OBJECTIVE » How many lines of the data include the string "this"? State the number and nothing else.

INPUT »
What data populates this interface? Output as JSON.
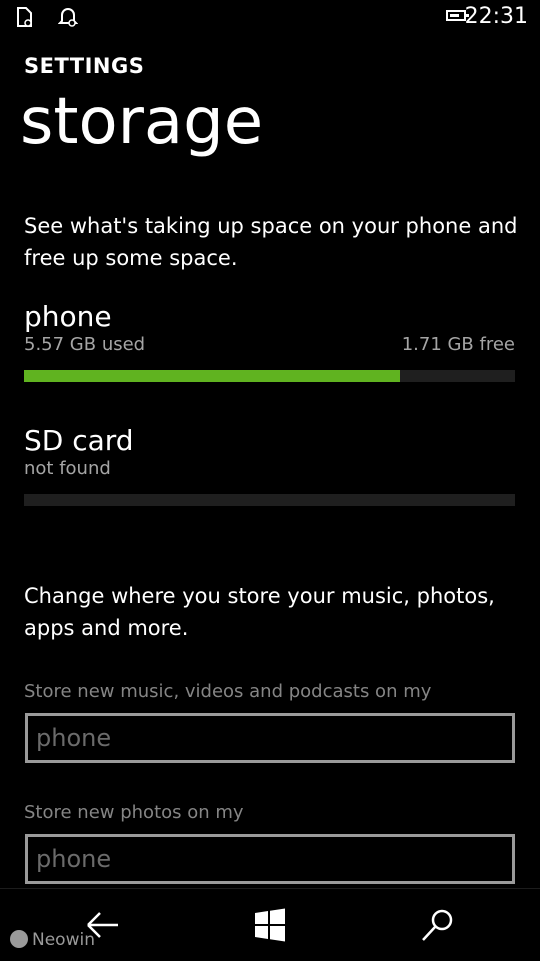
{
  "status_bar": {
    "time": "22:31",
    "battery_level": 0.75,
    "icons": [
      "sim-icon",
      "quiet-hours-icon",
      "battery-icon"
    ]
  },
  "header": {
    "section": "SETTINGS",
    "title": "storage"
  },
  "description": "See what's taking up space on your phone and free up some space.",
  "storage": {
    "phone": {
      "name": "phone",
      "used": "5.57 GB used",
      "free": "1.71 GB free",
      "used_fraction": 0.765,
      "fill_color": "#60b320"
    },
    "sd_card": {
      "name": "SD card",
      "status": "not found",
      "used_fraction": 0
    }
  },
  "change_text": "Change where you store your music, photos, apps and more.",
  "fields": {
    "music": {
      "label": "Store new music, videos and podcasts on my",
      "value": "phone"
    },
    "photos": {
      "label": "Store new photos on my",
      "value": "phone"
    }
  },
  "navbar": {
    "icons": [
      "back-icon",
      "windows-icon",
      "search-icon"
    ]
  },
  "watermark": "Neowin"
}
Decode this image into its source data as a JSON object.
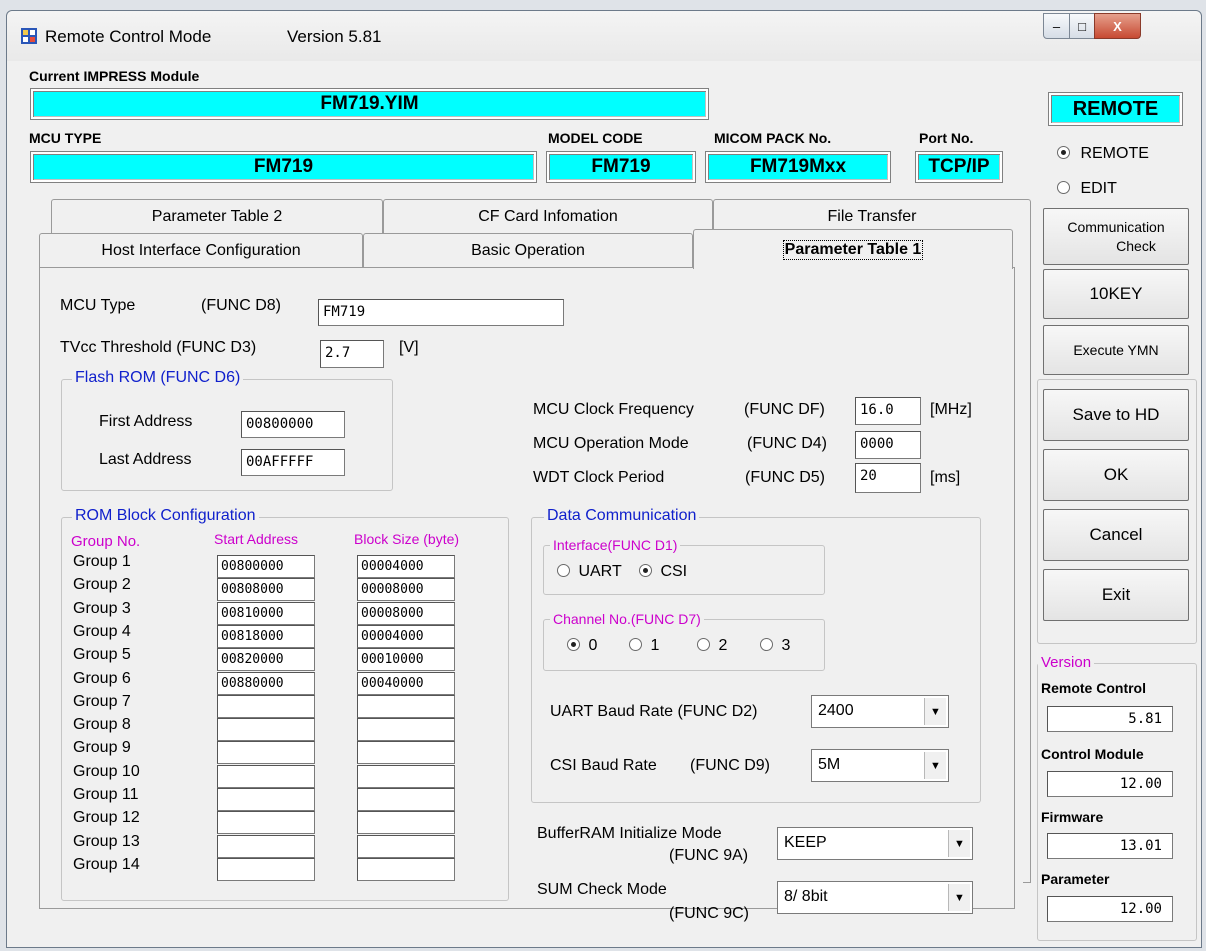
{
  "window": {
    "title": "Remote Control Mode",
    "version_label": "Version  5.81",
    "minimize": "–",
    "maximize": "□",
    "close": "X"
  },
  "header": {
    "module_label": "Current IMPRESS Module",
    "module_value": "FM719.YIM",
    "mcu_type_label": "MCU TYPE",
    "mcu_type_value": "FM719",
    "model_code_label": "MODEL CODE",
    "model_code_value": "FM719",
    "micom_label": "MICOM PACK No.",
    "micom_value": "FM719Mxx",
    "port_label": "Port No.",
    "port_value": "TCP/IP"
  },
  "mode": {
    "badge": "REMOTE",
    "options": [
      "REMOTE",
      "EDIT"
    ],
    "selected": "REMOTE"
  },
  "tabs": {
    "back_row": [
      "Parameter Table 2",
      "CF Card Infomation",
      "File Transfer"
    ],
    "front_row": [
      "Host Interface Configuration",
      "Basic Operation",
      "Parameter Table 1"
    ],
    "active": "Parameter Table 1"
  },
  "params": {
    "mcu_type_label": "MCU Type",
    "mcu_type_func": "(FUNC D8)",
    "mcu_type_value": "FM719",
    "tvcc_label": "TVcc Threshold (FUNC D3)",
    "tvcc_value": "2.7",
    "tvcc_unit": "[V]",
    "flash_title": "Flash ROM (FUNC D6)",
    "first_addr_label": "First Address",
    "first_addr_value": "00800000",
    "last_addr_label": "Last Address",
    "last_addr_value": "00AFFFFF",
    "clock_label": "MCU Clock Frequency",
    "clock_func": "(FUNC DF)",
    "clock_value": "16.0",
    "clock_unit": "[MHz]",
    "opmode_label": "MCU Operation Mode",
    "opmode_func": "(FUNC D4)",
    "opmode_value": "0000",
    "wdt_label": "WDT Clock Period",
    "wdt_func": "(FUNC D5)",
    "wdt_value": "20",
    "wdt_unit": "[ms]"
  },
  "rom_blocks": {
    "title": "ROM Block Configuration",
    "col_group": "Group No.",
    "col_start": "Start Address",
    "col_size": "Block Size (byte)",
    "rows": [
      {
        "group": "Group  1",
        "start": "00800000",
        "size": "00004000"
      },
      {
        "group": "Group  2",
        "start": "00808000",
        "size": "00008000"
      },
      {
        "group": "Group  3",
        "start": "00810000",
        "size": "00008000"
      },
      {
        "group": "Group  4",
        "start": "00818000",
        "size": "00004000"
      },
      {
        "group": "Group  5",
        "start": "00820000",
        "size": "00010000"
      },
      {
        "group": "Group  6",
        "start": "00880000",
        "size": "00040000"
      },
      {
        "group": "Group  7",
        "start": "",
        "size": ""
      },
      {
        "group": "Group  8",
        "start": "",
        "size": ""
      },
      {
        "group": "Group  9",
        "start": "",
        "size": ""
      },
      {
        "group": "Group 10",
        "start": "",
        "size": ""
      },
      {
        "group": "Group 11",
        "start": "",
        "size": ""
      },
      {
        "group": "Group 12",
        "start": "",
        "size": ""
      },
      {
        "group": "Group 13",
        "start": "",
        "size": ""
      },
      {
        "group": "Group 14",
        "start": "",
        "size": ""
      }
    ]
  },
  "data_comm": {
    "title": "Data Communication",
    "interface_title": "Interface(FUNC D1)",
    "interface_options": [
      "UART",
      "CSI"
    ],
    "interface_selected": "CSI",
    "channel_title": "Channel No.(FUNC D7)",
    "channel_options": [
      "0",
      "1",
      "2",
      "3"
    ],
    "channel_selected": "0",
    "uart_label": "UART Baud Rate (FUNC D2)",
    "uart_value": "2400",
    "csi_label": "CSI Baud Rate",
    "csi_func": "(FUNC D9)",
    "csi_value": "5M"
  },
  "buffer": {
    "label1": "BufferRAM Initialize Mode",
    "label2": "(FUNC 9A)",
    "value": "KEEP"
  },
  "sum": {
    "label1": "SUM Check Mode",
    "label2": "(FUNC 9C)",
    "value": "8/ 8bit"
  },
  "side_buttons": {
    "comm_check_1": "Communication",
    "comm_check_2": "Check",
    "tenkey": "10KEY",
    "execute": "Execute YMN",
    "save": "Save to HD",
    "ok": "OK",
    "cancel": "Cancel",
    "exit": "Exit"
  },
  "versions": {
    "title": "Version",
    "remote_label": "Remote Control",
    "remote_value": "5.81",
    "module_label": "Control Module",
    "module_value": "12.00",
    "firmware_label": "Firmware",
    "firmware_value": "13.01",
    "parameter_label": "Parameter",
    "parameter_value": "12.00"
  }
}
* * *
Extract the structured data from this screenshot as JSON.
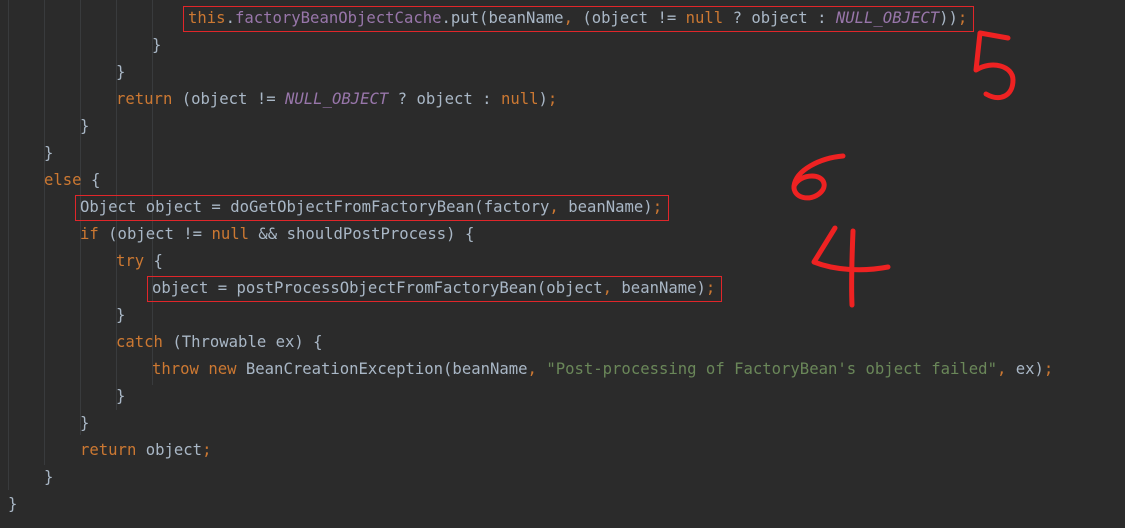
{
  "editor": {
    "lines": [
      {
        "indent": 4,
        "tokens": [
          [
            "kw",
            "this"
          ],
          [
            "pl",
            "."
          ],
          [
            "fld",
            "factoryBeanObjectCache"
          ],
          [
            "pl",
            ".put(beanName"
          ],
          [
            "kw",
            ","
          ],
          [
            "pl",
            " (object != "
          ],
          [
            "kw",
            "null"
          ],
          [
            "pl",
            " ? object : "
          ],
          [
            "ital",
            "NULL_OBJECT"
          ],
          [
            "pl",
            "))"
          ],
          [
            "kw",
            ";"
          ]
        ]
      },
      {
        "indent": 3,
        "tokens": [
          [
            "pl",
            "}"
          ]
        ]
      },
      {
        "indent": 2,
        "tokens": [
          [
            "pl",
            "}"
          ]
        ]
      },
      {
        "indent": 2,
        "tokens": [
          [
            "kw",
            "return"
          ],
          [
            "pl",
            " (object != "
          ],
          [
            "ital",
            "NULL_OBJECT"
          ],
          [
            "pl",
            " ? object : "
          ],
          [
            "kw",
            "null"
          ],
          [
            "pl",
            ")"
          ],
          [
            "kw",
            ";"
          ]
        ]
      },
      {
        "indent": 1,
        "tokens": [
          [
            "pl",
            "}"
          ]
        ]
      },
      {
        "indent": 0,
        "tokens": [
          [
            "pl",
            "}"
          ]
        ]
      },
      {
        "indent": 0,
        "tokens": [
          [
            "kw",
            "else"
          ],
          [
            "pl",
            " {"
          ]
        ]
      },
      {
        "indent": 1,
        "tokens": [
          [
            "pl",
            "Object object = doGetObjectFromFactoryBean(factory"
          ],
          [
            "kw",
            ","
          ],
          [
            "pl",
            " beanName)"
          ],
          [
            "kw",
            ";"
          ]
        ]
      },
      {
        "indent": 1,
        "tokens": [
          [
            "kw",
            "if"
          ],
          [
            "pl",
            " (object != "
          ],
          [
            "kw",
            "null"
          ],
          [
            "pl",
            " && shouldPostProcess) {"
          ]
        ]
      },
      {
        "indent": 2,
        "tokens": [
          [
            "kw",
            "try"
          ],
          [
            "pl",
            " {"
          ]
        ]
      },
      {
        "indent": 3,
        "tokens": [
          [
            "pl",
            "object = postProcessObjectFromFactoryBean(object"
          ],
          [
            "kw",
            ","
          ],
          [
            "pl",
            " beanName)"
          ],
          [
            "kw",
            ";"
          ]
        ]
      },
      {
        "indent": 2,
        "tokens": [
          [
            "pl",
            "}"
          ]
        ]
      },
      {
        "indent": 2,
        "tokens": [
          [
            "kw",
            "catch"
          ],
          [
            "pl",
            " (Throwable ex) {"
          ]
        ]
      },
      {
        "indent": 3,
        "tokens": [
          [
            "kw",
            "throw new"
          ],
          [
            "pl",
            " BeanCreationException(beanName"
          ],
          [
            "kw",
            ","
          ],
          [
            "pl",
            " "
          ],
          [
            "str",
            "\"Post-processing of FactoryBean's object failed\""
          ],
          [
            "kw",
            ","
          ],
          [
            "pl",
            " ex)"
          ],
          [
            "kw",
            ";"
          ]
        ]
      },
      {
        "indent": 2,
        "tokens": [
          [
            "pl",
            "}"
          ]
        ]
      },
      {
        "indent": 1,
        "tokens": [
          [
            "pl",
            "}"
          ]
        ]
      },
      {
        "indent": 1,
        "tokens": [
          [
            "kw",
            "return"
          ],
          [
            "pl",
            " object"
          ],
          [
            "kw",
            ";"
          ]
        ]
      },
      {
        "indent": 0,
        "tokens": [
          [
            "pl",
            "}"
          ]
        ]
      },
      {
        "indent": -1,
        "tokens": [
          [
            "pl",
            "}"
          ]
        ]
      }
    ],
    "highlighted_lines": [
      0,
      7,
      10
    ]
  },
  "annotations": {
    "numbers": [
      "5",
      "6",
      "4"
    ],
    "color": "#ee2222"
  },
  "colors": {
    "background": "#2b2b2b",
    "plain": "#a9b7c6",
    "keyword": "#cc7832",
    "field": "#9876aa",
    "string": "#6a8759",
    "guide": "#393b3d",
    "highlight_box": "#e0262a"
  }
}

TASK RESULT » 4